• Objective
Copy out each of the lines below word for word, keeping every character as it appears.

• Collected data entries
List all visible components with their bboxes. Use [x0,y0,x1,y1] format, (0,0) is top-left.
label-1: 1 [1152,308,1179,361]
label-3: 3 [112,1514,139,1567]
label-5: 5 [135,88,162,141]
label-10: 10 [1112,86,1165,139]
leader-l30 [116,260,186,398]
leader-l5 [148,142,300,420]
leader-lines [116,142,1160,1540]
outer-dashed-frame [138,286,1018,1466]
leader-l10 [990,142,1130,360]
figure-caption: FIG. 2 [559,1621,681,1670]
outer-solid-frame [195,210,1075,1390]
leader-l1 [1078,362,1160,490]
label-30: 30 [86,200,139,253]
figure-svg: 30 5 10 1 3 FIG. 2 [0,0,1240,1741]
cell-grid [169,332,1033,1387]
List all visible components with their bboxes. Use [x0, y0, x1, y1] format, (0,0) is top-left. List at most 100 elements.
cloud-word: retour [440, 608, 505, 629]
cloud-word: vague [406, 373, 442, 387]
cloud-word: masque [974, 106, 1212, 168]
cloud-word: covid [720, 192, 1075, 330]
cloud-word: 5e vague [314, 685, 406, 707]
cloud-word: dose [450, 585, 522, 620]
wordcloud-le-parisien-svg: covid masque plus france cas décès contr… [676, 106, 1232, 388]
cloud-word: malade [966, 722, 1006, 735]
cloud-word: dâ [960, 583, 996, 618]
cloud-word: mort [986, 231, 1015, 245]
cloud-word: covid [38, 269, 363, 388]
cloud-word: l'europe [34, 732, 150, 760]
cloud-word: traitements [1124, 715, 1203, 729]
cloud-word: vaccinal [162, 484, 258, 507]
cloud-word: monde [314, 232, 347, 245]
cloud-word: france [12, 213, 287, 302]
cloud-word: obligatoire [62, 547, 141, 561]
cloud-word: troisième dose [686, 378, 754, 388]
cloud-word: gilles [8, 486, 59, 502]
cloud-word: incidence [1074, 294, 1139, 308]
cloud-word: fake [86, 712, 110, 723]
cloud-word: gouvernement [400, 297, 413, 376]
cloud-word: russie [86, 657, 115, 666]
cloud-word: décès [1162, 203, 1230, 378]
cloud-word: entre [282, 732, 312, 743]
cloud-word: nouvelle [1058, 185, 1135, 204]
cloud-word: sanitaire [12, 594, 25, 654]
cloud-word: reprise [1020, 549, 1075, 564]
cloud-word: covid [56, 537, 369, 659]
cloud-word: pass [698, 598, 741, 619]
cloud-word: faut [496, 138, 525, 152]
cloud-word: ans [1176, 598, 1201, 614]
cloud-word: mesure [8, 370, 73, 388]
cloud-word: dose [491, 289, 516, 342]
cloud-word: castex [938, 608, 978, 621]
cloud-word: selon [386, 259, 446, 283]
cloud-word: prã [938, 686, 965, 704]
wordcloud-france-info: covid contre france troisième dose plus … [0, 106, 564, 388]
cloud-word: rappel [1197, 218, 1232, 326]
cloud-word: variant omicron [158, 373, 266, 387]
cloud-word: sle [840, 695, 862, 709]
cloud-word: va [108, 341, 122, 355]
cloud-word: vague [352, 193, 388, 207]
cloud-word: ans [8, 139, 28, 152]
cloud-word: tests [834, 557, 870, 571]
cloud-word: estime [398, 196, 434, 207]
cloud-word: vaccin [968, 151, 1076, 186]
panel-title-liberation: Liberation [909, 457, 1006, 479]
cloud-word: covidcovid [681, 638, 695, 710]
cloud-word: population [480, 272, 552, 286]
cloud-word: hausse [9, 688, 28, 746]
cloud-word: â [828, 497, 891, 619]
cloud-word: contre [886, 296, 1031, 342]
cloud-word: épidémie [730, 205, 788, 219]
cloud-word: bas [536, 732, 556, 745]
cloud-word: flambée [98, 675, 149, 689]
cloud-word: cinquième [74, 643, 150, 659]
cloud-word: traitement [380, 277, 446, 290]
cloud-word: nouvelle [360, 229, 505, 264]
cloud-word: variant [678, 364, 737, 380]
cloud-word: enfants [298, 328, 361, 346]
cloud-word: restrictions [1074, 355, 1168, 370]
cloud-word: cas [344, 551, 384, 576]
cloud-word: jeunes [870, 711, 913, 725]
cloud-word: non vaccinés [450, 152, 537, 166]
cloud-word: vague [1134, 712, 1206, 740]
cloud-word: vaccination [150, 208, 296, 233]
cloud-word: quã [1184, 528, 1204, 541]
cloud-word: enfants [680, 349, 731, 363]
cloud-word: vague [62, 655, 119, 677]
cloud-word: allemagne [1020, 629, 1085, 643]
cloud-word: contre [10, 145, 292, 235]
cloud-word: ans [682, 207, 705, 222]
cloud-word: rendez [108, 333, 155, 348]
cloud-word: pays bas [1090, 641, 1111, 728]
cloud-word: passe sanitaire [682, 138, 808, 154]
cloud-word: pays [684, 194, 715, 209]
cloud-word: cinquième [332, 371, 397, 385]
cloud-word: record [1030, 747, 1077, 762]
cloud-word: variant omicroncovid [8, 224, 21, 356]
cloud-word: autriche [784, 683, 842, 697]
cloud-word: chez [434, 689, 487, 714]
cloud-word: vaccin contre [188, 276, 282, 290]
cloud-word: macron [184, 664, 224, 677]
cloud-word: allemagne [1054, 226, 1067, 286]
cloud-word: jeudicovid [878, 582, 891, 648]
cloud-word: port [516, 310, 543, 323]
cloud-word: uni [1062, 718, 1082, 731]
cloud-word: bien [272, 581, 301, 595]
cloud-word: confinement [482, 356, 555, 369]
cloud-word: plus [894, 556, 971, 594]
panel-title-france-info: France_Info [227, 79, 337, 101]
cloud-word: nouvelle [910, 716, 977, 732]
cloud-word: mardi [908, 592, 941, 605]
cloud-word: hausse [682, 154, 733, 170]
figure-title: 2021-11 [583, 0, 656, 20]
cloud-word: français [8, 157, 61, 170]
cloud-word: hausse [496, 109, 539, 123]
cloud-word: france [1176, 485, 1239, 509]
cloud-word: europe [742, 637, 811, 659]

• Task answer
List all visible components with their bboxes. Use [x0,y0,x1,y1] format, (0,0) is top-left.
label-1: 1 [1152,308,1179,361]
label-3: 3 [112,1514,139,1567]
label-5: 5 [135,88,162,141]
label-10: 10 [1112,86,1165,139]
leader-l30 [116,260,186,398]
leader-l5 [148,142,300,420]
leader-lines [116,142,1160,1540]
outer-dashed-frame [138,286,1018,1466]
leader-l10 [990,142,1130,360]
figure-caption: FIG. 2 [559,1621,681,1670]
outer-solid-frame [195,210,1075,1390]
leader-l1 [1078,362,1160,490]
label-30: 30 [86,200,139,253]
figure-svg: 30 5 10 1 3 FIG. 2 [0,0,1240,1741]
cell-grid [169,332,1033,1387]
List all visible components with their bboxes. Use [x0, y0, x1, y1] format, (0,0) is top-left. List at most 100 elements.
cloud-word: retour [440, 608, 505, 629]
cloud-word: vague [406, 373, 442, 387]
cloud-word: masque [974, 106, 1212, 168]
cloud-word: covid [720, 192, 1075, 330]
cloud-word: 5e vague [314, 685, 406, 707]
cloud-word: dose [450, 585, 522, 620]
wordcloud-le-parisien-svg: covid masque plus france cas décès contr… [676, 106, 1232, 388]
cloud-word: malade [966, 722, 1006, 735]
cloud-word: dâ [960, 583, 996, 618]
cloud-word: mort [986, 231, 1015, 245]
cloud-word: covid [38, 269, 363, 388]
cloud-word: l'europe [34, 732, 150, 760]
cloud-word: traitements [1124, 715, 1203, 729]
cloud-word: vaccinal [162, 484, 258, 507]
cloud-word: monde [314, 232, 347, 245]
cloud-word: france [12, 213, 287, 302]
cloud-word: obligatoire [62, 547, 141, 561]
cloud-word: troisième dose [686, 378, 754, 388]
cloud-word: gilles [8, 486, 59, 502]
cloud-word: incidence [1074, 294, 1139, 308]
cloud-word: fake [86, 712, 110, 723]
cloud-word: gouvernement [400, 297, 413, 376]
cloud-word: russie [86, 657, 115, 666]
cloud-word: décès [1162, 203, 1230, 378]
cloud-word: entre [282, 732, 312, 743]
cloud-word: nouvelle [1058, 185, 1135, 204]
cloud-word: sanitaire [12, 594, 25, 654]
cloud-word: reprise [1020, 549, 1075, 564]
cloud-word: covid [56, 537, 369, 659]
cloud-word: pass [698, 598, 741, 619]
cloud-word: faut [496, 138, 525, 152]
cloud-word: ans [1176, 598, 1201, 614]
cloud-word: mesure [8, 370, 73, 388]
cloud-word: dose [491, 289, 516, 342]
cloud-word: castex [938, 608, 978, 621]
cloud-word: selon [386, 259, 446, 283]
cloud-word: prã [938, 686, 965, 704]
wordcloud-france-info: covid contre france troisième dose plus … [0, 106, 564, 388]
cloud-word: rappel [1197, 218, 1232, 326]
cloud-word: variant omicron [158, 373, 266, 387]
cloud-word: sle [840, 695, 862, 709]
cloud-word: va [108, 341, 122, 355]
cloud-word: vague [352, 193, 388, 207]
cloud-word: ans [8, 139, 28, 152]
cloud-word: tests [834, 557, 870, 571]
cloud-word: estime [398, 196, 434, 207]
cloud-word: vaccin [968, 151, 1076, 186]
panel-title-liberation: Liberation [909, 457, 1006, 479]
cloud-word: covidcovid [681, 638, 695, 710]
cloud-word: population [480, 272, 552, 286]
cloud-word: hausse [9, 688, 28, 746]
cloud-word: â [828, 497, 891, 619]
cloud-word: contre [886, 296, 1031, 342]
cloud-word: épidémie [730, 205, 788, 219]
cloud-word: bas [536, 732, 556, 745]
cloud-word: flambée [98, 675, 149, 689]
cloud-word: cinquième [74, 643, 150, 659]
cloud-word: traitement [380, 277, 446, 290]
cloud-word: nouvelle [360, 229, 505, 264]
cloud-word: variant [678, 364, 737, 380]
cloud-word: enfants [298, 328, 361, 346]
cloud-word: restrictions [1074, 355, 1168, 370]
cloud-word: cas [344, 551, 384, 576]
cloud-word: jeunes [870, 711, 913, 725]
cloud-word: non vaccinés [450, 152, 537, 166]
cloud-word: vague [1134, 712, 1206, 740]
cloud-word: vaccination [150, 208, 296, 233]
cloud-word: quã [1184, 528, 1204, 541]
cloud-word: enfants [680, 349, 731, 363]
cloud-word: vague [62, 655, 119, 677]
cloud-word: allemagne [1020, 629, 1085, 643]
cloud-word: contre [10, 145, 292, 235]
cloud-word: ans [682, 207, 705, 222]
cloud-word: rendez [108, 333, 155, 348]
cloud-word: pays bas [1090, 641, 1111, 728]
cloud-word: passe sanitaire [682, 138, 808, 154]
cloud-word: pays [684, 194, 715, 209]
cloud-word: cinquième [332, 371, 397, 385]
cloud-word: record [1030, 747, 1077, 762]
cloud-word: variant omicroncovid [8, 224, 21, 356]
cloud-word: autriche [784, 683, 842, 697]
cloud-word: chez [434, 689, 487, 714]
cloud-word: vaccin contre [188, 276, 282, 290]
cloud-word: macron [184, 664, 224, 677]
cloud-word: allemagne [1054, 226, 1067, 286]
cloud-word: jeudicovid [878, 582, 891, 648]
cloud-word: port [516, 310, 543, 323]
cloud-word: uni [1062, 718, 1082, 731]
cloud-word: bien [272, 581, 301, 595]
cloud-word: confinement [482, 356, 555, 369]
cloud-word: plus [894, 556, 971, 594]
panel-title-france-info: France_Info [227, 79, 337, 101]
cloud-word: nouvelle [910, 716, 977, 732]
cloud-word: mardi [908, 592, 941, 605]
cloud-word: hausse [682, 154, 733, 170]
figure-title: 2021-11 [583, 0, 656, 20]
cloud-word: français [8, 157, 61, 170]
cloud-word: hausse [496, 109, 539, 123]
cloud-word: france [1176, 485, 1239, 509]
cloud-word: europe [742, 637, 811, 659]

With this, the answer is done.